THE DATA
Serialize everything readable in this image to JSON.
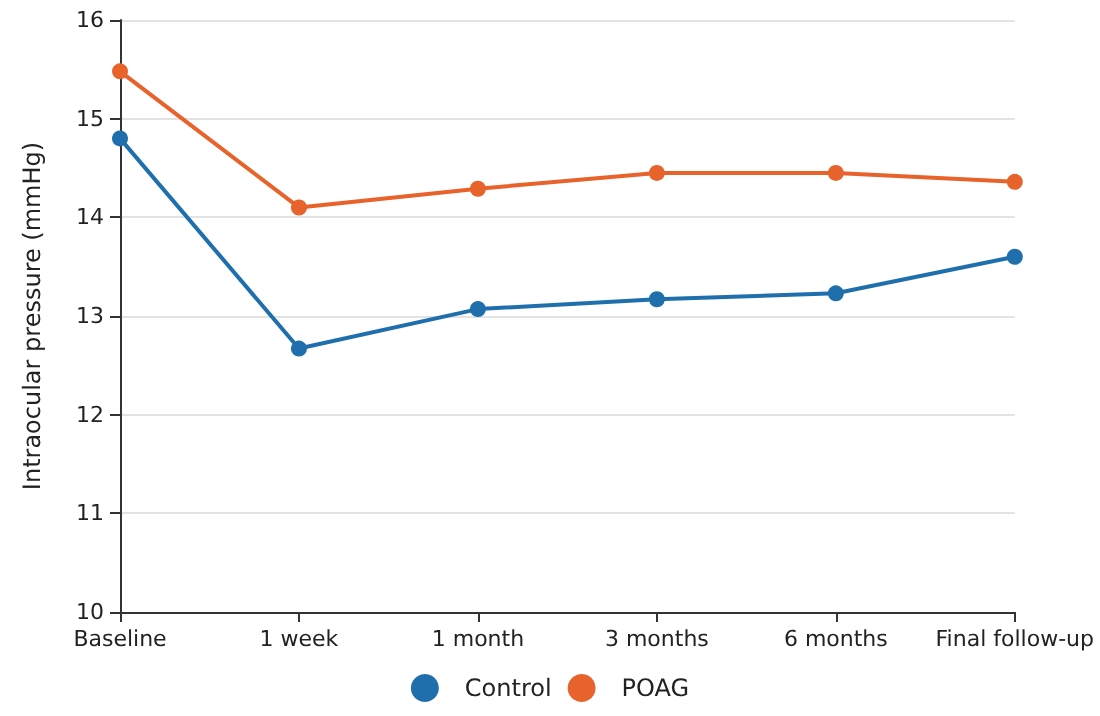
{
  "chart_data": {
    "type": "line",
    "ylabel": "Intraocular pressure (mmHg)",
    "categories": [
      "Baseline",
      "1 week",
      "1 month",
      "3 months",
      "6 months",
      "Final follow-up"
    ],
    "series": [
      {
        "name": "Control",
        "color": "#1f6fad",
        "values": [
          14.8,
          12.67,
          13.07,
          13.17,
          13.23,
          13.6
        ]
      },
      {
        "name": "POAG",
        "color": "#e8622c",
        "values": [
          15.48,
          14.1,
          14.29,
          14.45,
          14.45,
          14.36
        ]
      }
    ],
    "ylim": [
      10,
      16
    ],
    "yticks": [
      10,
      11,
      12,
      13,
      14,
      15,
      16
    ],
    "grid": "y",
    "legend": "bottom",
    "marker": "circle",
    "line_style": "solid"
  }
}
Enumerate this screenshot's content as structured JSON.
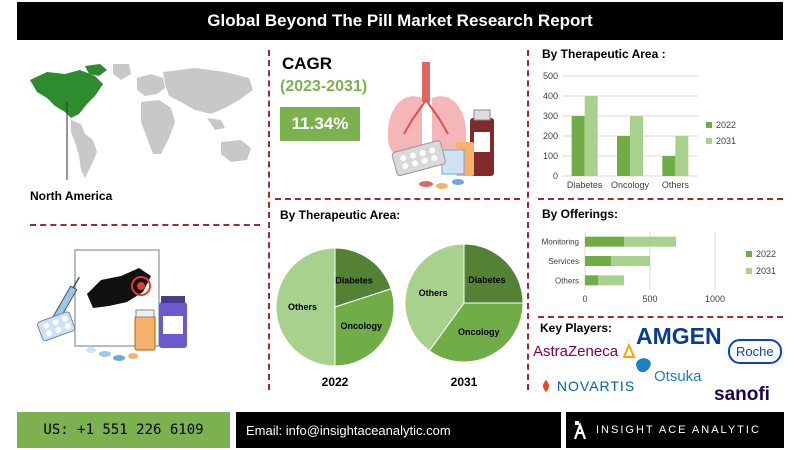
{
  "header": {
    "title": "Global Beyond The Pill Market Research Report"
  },
  "region": {
    "label": "North America"
  },
  "cagr": {
    "title": "CAGR",
    "period": "(2023-2031)",
    "value": "11.34%"
  },
  "pies_title": "By Therapeutic Area:",
  "pie_years": [
    "2022",
    "2031"
  ],
  "key_players": {
    "title": "Key Players:",
    "logos": [
      "AstraZeneca",
      "AMGEN",
      "Roche",
      "NOVARTIS",
      "Otsuka",
      "sanofi"
    ]
  },
  "footer": {
    "phone": "US: +1 551 226 6109",
    "email": "Email: info@insightaceanalytic.com",
    "brand": "INSIGHT ACE ANALYTIC"
  },
  "colors": {
    "light_green": "#a9d18e",
    "mid_green": "#70ad47",
    "dark_green": "#548235",
    "accent": "#7bb24f",
    "divider": "#a52a2a"
  },
  "chart_data": [
    {
      "type": "bar",
      "title": "By Therapeutic Area :",
      "categories": [
        "Diabetes",
        "Oncology",
        "Others"
      ],
      "series": [
        {
          "name": "2022",
          "values": [
            300,
            200,
            100
          ]
        },
        {
          "name": "2031",
          "values": [
            400,
            300,
            200
          ]
        }
      ],
      "yticks": [
        0,
        100,
        200,
        300,
        400,
        500
      ],
      "ylim": [
        0,
        500
      ],
      "legend": "right",
      "grid": true
    },
    {
      "type": "bar",
      "orientation": "horizontal",
      "title": "By Offerings:",
      "categories": [
        "Monitoring",
        "Services",
        "Others"
      ],
      "series": [
        {
          "name": "2022",
          "values": [
            300,
            200,
            100
          ]
        },
        {
          "name": "2031",
          "values": [
            400,
            300,
            200
          ]
        }
      ],
      "stacked": true,
      "xticks": [
        0,
        500,
        1000
      ],
      "xlim": [
        0,
        1000
      ],
      "legend": "right",
      "grid": true
    },
    {
      "type": "pie",
      "year": "2022",
      "labels": [
        "Diabetes",
        "Oncology",
        "Others"
      ],
      "values": [
        20,
        30,
        50
      ]
    },
    {
      "type": "pie",
      "year": "2031",
      "labels": [
        "Diabetes",
        "Oncology",
        "Others"
      ],
      "values": [
        25,
        35,
        40
      ]
    }
  ]
}
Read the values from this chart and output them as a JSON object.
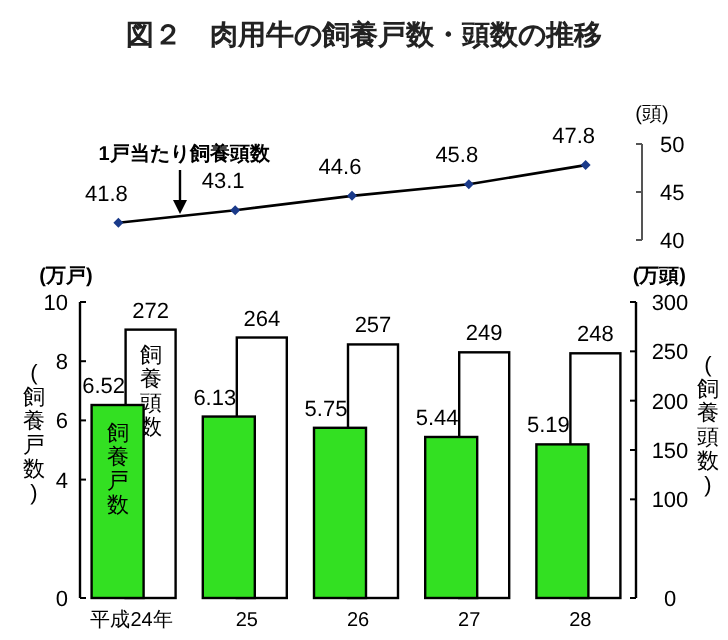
{
  "chart_data": [
    {
      "type": "line",
      "title": "図２　肉用牛の飼養戸数・頭数の推移",
      "categories": [
        null,
        null,
        null,
        null,
        null
      ],
      "series": [
        {
          "name": "1戸当たり飼養頭数",
          "color": "#000000",
          "values": [
            41.8,
            43.1,
            44.6,
            45.8,
            47.8
          ]
        }
      ],
      "ylim": [
        40,
        50
      ],
      "yticks": [
        40,
        45,
        50
      ],
      "ylabel": "(頭)",
      "data_labels": true,
      "marker": "diamond",
      "tick_labels": "y"
    },
    {
      "type": "bar",
      "categories": [
        "平成24年",
        "25",
        "26",
        "27",
        "28"
      ],
      "series": [
        {
          "name": "飼養戸数",
          "color": "#33e022",
          "values": [
            6.52,
            6.13,
            5.75,
            5.44,
            5.19
          ]
        },
        {
          "name": "飼養頭数",
          "color": "#ffffff",
          "axis": "y2",
          "values": [
            272,
            264,
            257,
            249,
            248
          ]
        }
      ],
      "ylim": [
        0,
        10
      ],
      "yticks": [
        0,
        4,
        6,
        8,
        10
      ],
      "y2lim": [
        0,
        300
      ],
      "y2ticks": [
        0,
        100,
        150,
        200,
        250,
        300
      ],
      "ylabel": "(飼養戸数)",
      "y2label": "(飼養頭数)",
      "annotations": [
        "(万戸)",
        "(万頭)"
      ],
      "data_labels": true
    }
  ]
}
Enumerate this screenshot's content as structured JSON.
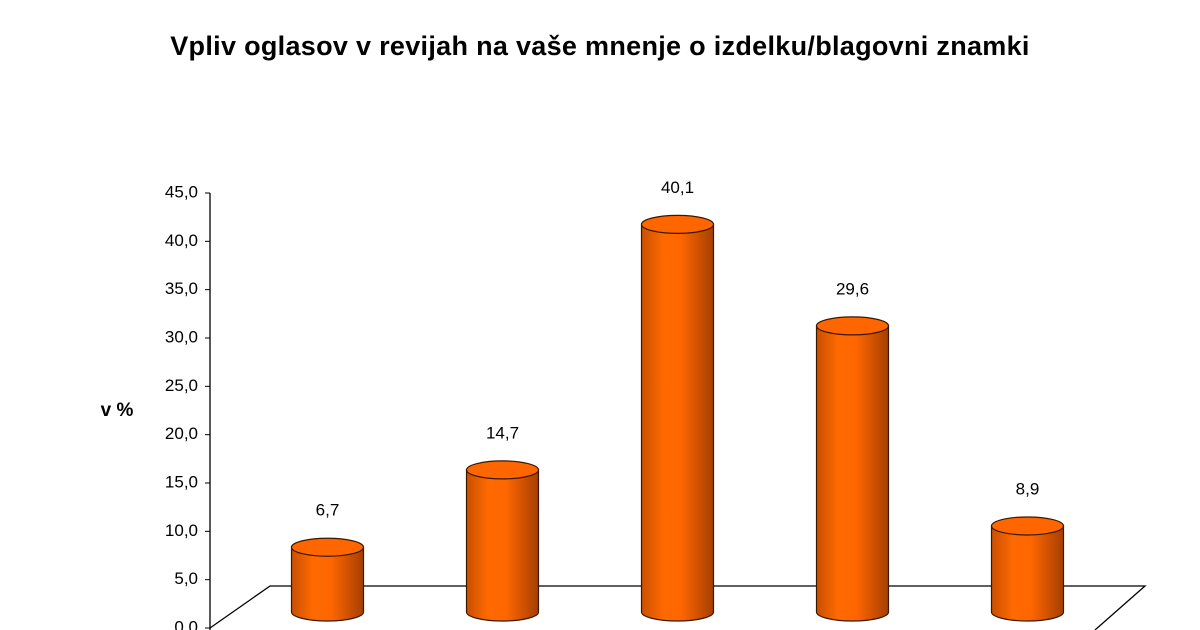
{
  "chart_data": {
    "type": "bar",
    "title": "Vpliv oglasov v revijah na vaše mnenje o izdelku/blagovni znamki",
    "y_label": "v %",
    "categories": [
      null,
      null,
      null,
      null,
      null
    ],
    "values": [
      6.7,
      14.7,
      40.1,
      29.6,
      8.9
    ],
    "value_labels": [
      "6,7",
      "14,7",
      "40,1",
      "29,6",
      "8,9"
    ],
    "color": "#ff6600",
    "ylim": [
      0,
      45
    ],
    "yticks": [
      {
        "value": 0,
        "label": "0,0"
      },
      {
        "value": 5,
        "label": "5,0"
      },
      {
        "value": 10,
        "label": "10,0"
      },
      {
        "value": 15,
        "label": "15,0"
      },
      {
        "value": 20,
        "label": "20,0"
      },
      {
        "value": 25,
        "label": "25,0"
      },
      {
        "value": 30,
        "label": "30,0"
      },
      {
        "value": 35,
        "label": "35,0"
      },
      {
        "value": 40,
        "label": "40,0"
      },
      {
        "value": 45,
        "label": "45,0"
      }
    ],
    "grid": false
  }
}
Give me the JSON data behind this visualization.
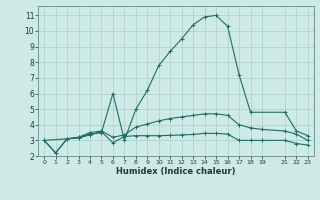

PROMPT
From the records above, pull out every line containing the word "true".

RESPONSE
      "grid": true
      "stacked": true,
      "grid": true
      "data_labels": true,
      "data_labels": true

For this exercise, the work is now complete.